* **Requirements**: Count the lines in the records that contain "files", treating uppercase and lowercase as different. Give only the number.

* **Provided data**:
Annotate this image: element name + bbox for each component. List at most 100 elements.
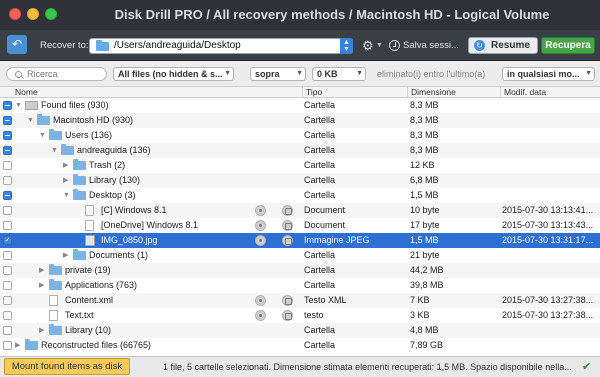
table-row[interactable]: [C] Windows 8.1 Document 10 byte 2015-07-30…	[0, 203, 600, 218]
table-row[interactable]: ▼ andreaguida (136) Cartella 8,3 MB	[0, 143, 600, 158]
table-row[interactable]: ▶ Library (10) Cartella 4,8 MB	[0, 323, 600, 338]
row-size: 44,2 MB	[410, 265, 444, 275]
deleted-time-select[interactable]: in qualsiasi mo... ▼	[502, 67, 595, 81]
size-value-select[interactable]: 0 KB ▼	[312, 67, 366, 81]
row-checkbox[interactable]	[3, 296, 12, 305]
column-header-name[interactable]: Nome	[12, 87, 302, 97]
folder-icon	[49, 264, 62, 275]
table-row[interactable]: ▶ Applications (763) Cartella 39,8 MB	[0, 278, 600, 293]
preview-eye-icon[interactable]	[255, 220, 266, 231]
recover-file-icon[interactable]	[282, 235, 293, 246]
deleted-time-value: in qualsiasi mo...	[507, 69, 580, 79]
row-checkbox[interactable]	[3, 311, 12, 320]
row-type: Cartella	[304, 100, 336, 110]
row-checkbox[interactable]	[3, 191, 12, 200]
row-name: Library (10)	[65, 325, 112, 335]
disclosure-closed-icon[interactable]: ▶	[39, 263, 47, 278]
row-checkbox[interactable]	[3, 251, 12, 260]
disclosure-open-icon[interactable]: ▼	[27, 113, 35, 128]
folder-icon	[73, 159, 86, 170]
row-checkbox[interactable]	[3, 101, 12, 110]
search-field[interactable]	[6, 67, 107, 81]
row-modified-date: 2015-07-30 13:13:41...	[502, 205, 594, 215]
row-checkbox[interactable]	[3, 116, 12, 125]
disclosure-closed-icon[interactable]: ▶	[63, 248, 71, 263]
zoom-window-button[interactable]	[45, 8, 57, 20]
disclosure-open-icon[interactable]: ▼	[39, 128, 47, 143]
row-checkbox[interactable]	[3, 266, 12, 275]
minimize-window-button[interactable]	[27, 8, 39, 20]
table-row[interactable]: ▼ Found files (930) Cartella 8,3 MB	[0, 98, 600, 113]
recovery-path-select[interactable]: /Users/andreaguida/Desktop ▲ ▼	[89, 38, 353, 54]
table-row[interactable]: ▼ Users (136) Cartella 8,3 MB	[0, 128, 600, 143]
column-header-modified[interactable]: Modif. data	[500, 87, 600, 97]
row-checkbox[interactable]	[3, 161, 12, 170]
row-size: 1,5 MB	[410, 190, 439, 200]
preview-eye-icon[interactable]	[255, 295, 266, 306]
row-type: Testo XML	[304, 295, 347, 305]
table-row[interactable]: ▼ Desktop (3) Cartella 1,5 MB	[0, 188, 600, 203]
size-operator-select[interactable]: sopra ▼	[250, 67, 306, 81]
table-row[interactable]: ▼ Macintosh HD (930) Cartella 8,3 MB	[0, 113, 600, 128]
row-checkbox[interactable]	[3, 146, 12, 155]
mount-found-items-button[interactable]: Mount found items as disk	[4, 358, 130, 375]
folder-icon	[73, 249, 86, 260]
column-header-type[interactable]: Tipo	[302, 87, 407, 97]
disclosure-open-icon[interactable]: ▼	[51, 143, 59, 158]
preview-eye-icon[interactable]	[255, 205, 266, 216]
table-row[interactable]: [OneDrive] Windows 8.1 Document 17 byte 201…	[0, 218, 600, 233]
save-session-button[interactable]: Salva sessi...	[403, 30, 459, 61]
table-row[interactable]: ✓ IMG_0850.jpg Immagine JPEG 1,5 MB 2015-07-…	[0, 233, 600, 248]
row-type: Immagine JPEG	[304, 235, 370, 245]
recover-button[interactable]: Recupera	[541, 37, 595, 54]
disclosure-closed-icon[interactable]: ▶	[39, 278, 47, 293]
row-checkbox[interactable]	[3, 176, 12, 185]
column-header-size[interactable]: Dimensione	[407, 87, 500, 97]
up-down-arrows-icon: ▲ ▼	[340, 38, 353, 54]
row-checkbox[interactable]	[3, 221, 12, 230]
table-row[interactable]: ▶ Library (130) Cartella 6,8 MB	[0, 173, 600, 188]
disclosure-closed-icon[interactable]: ▶	[63, 173, 71, 188]
table-row[interactable]: Text.txt testo 3 KB 2015-07-30 13:27:38...	[0, 308, 600, 323]
row-checkbox[interactable]: ✓	[3, 236, 12, 245]
table-row[interactable]: ▶ Reconstructed files (66765) Cartella 7,89…	[0, 338, 600, 353]
search-input[interactable]	[27, 68, 105, 80]
disclosure-closed-icon[interactable]: ▶	[63, 158, 71, 173]
row-type: Cartella	[304, 160, 336, 170]
clock-icon	[389, 40, 400, 51]
image-icon	[85, 235, 95, 246]
row-name: Library (130)	[89, 175, 141, 185]
row-checkbox[interactable]	[3, 131, 12, 140]
disclosure-open-icon[interactable]: ▼	[15, 98, 23, 113]
chevron-down-icon: ▼	[296, 70, 303, 77]
row-checkbox[interactable]	[3, 281, 12, 290]
preview-eye-icon[interactable]	[255, 310, 266, 321]
folder-icon	[73, 189, 86, 200]
disclosure-closed-icon[interactable]: ▶	[15, 338, 23, 353]
disclosure-open-icon[interactable]: ▼	[63, 188, 71, 203]
table-row[interactable]: ▶ private (19) Cartella 44,2 MB	[0, 263, 600, 278]
recover-file-icon[interactable]	[282, 295, 293, 306]
row-checkbox[interactable]	[3, 341, 12, 350]
resume-button[interactable]: ↻ Resume	[468, 37, 538, 54]
table-row[interactable]: ▶ Trash (2) Cartella 12 KB	[0, 158, 600, 173]
file-type-filter-select[interactable]: All files (no hidden & s... ▼	[113, 67, 234, 81]
row-name: [OneDrive] Windows 8.1	[101, 220, 199, 230]
chevron-down-icon: ▼	[356, 70, 363, 77]
gear-icon[interactable]: ⚙	[362, 30, 374, 61]
row-type: Cartella	[304, 280, 336, 290]
recover-file-icon[interactable]	[282, 220, 293, 231]
resume-label: Resume	[491, 40, 530, 51]
row-type: Cartella	[304, 340, 336, 350]
table-row[interactable]: ▶ Documents (1) Cartella 21 byte	[0, 248, 600, 263]
table-row[interactable]: Content.xml Testo XML 7 KB 2015-07-30 13:27…	[0, 293, 600, 308]
row-checkbox[interactable]	[3, 206, 12, 215]
row-checkbox[interactable]	[3, 326, 12, 335]
recover-file-icon[interactable]	[282, 310, 293, 321]
back-button[interactable]: ↶	[7, 35, 27, 54]
disclosure-closed-icon[interactable]: ▶	[39, 323, 47, 338]
close-window-button[interactable]	[9, 8, 21, 20]
row-size: 7 KB	[410, 295, 430, 305]
recover-file-icon[interactable]	[282, 205, 293, 216]
preview-eye-icon[interactable]	[255, 235, 266, 246]
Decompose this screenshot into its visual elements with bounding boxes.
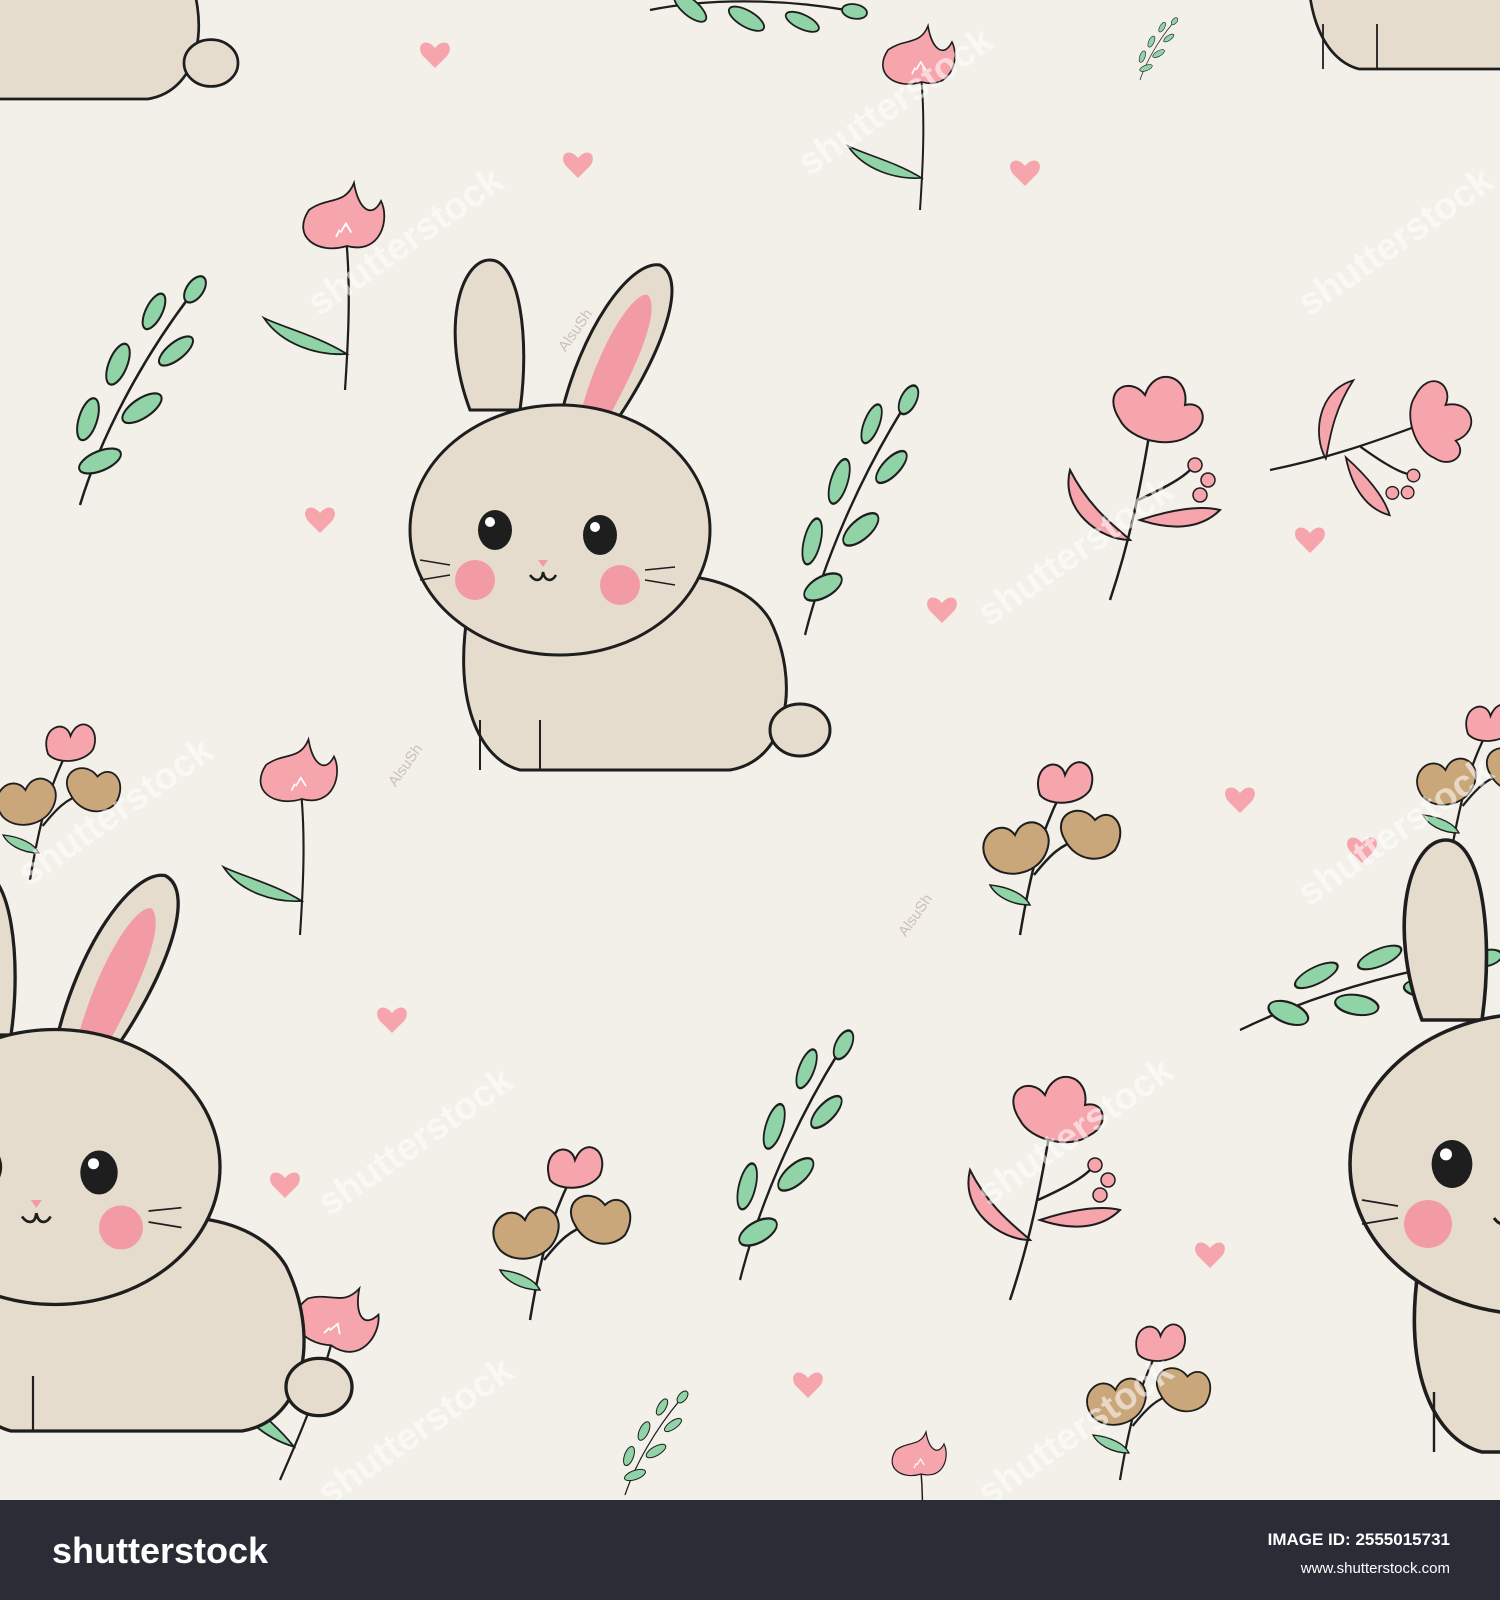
image-id-label: IMAGE ID: 2555015731	[1267, 1530, 1450, 1549]
pattern-artwork	[0, 0, 1500, 1500]
footer-logo: shutterstock	[52, 1530, 269, 1571]
pattern-illustration: shutterstock shutterstock shutterstock s…	[0, 0, 1500, 1500]
site-url: www.shutterstock.com	[1300, 1560, 1450, 1577]
stock-footer: shutterstock IMAGE ID: 2555015731 www.sh…	[0, 1500, 1500, 1600]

* **Correct answer**: 3